++++ RECORDS FOR THIS TASK
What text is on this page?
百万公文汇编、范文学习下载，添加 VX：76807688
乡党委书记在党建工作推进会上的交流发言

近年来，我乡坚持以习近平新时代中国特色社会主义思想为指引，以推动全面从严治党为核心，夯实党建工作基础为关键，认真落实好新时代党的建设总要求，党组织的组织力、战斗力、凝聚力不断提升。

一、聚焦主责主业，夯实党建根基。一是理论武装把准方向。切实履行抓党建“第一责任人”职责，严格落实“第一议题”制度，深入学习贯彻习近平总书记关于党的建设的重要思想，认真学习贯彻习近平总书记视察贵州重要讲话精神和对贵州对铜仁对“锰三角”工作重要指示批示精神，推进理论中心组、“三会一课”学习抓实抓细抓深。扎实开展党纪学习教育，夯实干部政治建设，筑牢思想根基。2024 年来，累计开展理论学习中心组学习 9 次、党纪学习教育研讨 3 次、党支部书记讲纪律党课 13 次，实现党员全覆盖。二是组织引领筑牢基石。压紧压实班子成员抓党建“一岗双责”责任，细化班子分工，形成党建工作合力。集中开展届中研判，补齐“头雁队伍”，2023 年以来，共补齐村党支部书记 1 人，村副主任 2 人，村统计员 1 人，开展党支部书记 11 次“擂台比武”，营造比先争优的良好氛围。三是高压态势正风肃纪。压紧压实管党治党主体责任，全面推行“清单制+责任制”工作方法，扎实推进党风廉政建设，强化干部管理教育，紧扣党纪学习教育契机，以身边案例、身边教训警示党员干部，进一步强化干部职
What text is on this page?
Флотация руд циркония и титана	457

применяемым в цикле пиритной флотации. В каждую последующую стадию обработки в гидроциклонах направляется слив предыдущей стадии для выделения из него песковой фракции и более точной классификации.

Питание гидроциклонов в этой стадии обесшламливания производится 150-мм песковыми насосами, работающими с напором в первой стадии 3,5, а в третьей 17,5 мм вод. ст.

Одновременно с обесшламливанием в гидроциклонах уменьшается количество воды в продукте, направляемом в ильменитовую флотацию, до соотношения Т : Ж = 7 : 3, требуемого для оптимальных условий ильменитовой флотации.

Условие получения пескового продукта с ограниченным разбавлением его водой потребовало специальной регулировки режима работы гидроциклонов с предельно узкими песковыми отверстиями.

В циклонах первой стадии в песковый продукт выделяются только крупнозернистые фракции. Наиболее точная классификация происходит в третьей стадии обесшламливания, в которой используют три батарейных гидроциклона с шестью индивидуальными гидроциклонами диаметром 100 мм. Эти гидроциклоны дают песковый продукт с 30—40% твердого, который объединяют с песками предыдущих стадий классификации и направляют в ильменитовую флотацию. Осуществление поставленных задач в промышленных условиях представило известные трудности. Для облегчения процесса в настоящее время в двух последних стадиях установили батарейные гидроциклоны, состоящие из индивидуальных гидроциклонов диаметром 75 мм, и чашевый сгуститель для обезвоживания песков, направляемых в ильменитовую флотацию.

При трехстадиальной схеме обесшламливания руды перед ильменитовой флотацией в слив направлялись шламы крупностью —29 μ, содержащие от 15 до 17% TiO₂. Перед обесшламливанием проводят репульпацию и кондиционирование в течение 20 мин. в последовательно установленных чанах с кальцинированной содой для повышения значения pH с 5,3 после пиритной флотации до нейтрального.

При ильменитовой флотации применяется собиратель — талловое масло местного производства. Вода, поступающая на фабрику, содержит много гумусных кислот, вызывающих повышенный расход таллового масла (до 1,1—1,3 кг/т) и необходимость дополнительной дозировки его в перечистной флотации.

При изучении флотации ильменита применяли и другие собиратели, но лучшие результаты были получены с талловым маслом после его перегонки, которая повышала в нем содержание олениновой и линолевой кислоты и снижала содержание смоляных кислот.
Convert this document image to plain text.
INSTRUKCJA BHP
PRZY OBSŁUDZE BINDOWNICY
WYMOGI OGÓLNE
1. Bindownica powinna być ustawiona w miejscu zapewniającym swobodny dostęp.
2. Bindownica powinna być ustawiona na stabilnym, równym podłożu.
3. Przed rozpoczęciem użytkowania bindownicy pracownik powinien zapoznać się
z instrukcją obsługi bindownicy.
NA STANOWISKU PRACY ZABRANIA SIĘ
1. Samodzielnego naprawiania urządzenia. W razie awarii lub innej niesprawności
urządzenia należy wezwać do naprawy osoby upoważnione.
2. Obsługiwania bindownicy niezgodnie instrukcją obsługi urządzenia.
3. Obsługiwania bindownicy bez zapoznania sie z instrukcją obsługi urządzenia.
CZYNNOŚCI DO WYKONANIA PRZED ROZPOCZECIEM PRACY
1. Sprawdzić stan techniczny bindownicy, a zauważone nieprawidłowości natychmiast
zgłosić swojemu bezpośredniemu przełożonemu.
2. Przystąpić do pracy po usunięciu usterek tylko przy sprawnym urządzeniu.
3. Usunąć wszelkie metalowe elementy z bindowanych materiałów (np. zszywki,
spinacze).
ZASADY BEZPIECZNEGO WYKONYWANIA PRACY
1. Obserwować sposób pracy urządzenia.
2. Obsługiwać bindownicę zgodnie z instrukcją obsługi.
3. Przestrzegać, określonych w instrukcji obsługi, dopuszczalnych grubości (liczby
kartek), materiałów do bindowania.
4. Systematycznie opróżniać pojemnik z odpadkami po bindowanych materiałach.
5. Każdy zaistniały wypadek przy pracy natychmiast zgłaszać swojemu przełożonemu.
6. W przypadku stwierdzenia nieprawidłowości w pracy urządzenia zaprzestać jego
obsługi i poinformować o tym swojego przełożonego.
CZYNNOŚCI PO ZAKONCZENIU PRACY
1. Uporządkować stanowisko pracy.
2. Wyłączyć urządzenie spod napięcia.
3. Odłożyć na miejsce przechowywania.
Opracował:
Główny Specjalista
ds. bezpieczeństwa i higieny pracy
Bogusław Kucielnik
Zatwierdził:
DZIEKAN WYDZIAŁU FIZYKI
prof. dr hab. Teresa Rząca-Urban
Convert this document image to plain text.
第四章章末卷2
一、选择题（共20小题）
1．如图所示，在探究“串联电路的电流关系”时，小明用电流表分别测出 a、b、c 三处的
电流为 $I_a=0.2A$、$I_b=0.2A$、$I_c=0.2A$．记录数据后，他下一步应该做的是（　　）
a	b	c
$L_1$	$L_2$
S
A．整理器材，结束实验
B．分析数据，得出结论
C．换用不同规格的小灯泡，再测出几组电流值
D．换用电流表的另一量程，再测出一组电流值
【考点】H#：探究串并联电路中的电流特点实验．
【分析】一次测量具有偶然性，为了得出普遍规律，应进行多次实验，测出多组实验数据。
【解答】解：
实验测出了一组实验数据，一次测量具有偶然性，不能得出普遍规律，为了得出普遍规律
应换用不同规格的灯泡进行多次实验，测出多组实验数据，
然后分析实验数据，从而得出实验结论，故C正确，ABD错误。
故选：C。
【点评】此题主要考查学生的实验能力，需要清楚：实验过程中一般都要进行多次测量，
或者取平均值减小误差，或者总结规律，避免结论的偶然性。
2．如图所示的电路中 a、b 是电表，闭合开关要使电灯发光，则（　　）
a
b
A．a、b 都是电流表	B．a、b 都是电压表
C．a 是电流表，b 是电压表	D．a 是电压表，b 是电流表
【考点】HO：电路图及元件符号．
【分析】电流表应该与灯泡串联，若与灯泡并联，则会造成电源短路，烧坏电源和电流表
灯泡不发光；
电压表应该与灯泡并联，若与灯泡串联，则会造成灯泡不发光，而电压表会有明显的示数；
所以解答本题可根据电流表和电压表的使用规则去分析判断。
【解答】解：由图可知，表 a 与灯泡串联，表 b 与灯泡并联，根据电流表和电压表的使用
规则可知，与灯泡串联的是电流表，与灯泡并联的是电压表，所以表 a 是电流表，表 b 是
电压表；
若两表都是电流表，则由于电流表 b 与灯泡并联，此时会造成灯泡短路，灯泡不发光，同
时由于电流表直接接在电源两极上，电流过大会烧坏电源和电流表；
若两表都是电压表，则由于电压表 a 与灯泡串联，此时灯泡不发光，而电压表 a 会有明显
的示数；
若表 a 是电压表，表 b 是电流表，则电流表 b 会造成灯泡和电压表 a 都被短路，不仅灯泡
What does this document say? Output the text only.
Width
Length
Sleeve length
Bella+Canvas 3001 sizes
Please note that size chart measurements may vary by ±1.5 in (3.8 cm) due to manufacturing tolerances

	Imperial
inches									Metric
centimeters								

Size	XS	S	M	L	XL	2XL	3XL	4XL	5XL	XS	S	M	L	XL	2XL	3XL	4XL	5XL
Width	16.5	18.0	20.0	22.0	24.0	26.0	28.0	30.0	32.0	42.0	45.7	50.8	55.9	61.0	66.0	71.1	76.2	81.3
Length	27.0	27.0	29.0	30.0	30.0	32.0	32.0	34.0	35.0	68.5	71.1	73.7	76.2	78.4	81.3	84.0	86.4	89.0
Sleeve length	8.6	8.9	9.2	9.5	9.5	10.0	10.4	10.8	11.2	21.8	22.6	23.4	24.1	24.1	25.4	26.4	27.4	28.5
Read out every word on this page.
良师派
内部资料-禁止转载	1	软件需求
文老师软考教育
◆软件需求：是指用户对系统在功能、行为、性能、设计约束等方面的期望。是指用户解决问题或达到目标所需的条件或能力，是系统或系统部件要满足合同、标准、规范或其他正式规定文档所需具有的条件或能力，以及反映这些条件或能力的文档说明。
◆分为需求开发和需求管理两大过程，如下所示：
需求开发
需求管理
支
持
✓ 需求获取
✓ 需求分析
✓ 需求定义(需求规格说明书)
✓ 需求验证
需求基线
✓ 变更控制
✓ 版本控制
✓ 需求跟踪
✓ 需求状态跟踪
++++++++
● **OBJECTIVE**: Set down only these lines, exactly: the line containing "Read out every word on this page." and each line after it, through the end of the listing.

● **SOLVED EXERCISE**:
Read out every word on this page.
良师派
内部资料-禁止转载	1	软件需求
文老师软考教育
◆软件需求：是指用户对系统在功能、行为、性能、设计约束等方面的期望。是指用户解决问题或达到目标所需的条件或能力，是系统或系统部件要满足合同、标准、规范或其他正式规定文档所需具有的条件或能力，以及反映这些条件或能力的文档说明。
◆分为需求开发和需求管理两大过程，如下所示：
需求开发
需求管理
支
持
✓ 需求获取
✓ 需求分析
✓ 需求定义(需求规格说明书)
✓ 需求验证
需求基线
✓ 变更控制
✓ 版本控制
✓ 需求跟踪
✓ 需求状态跟踪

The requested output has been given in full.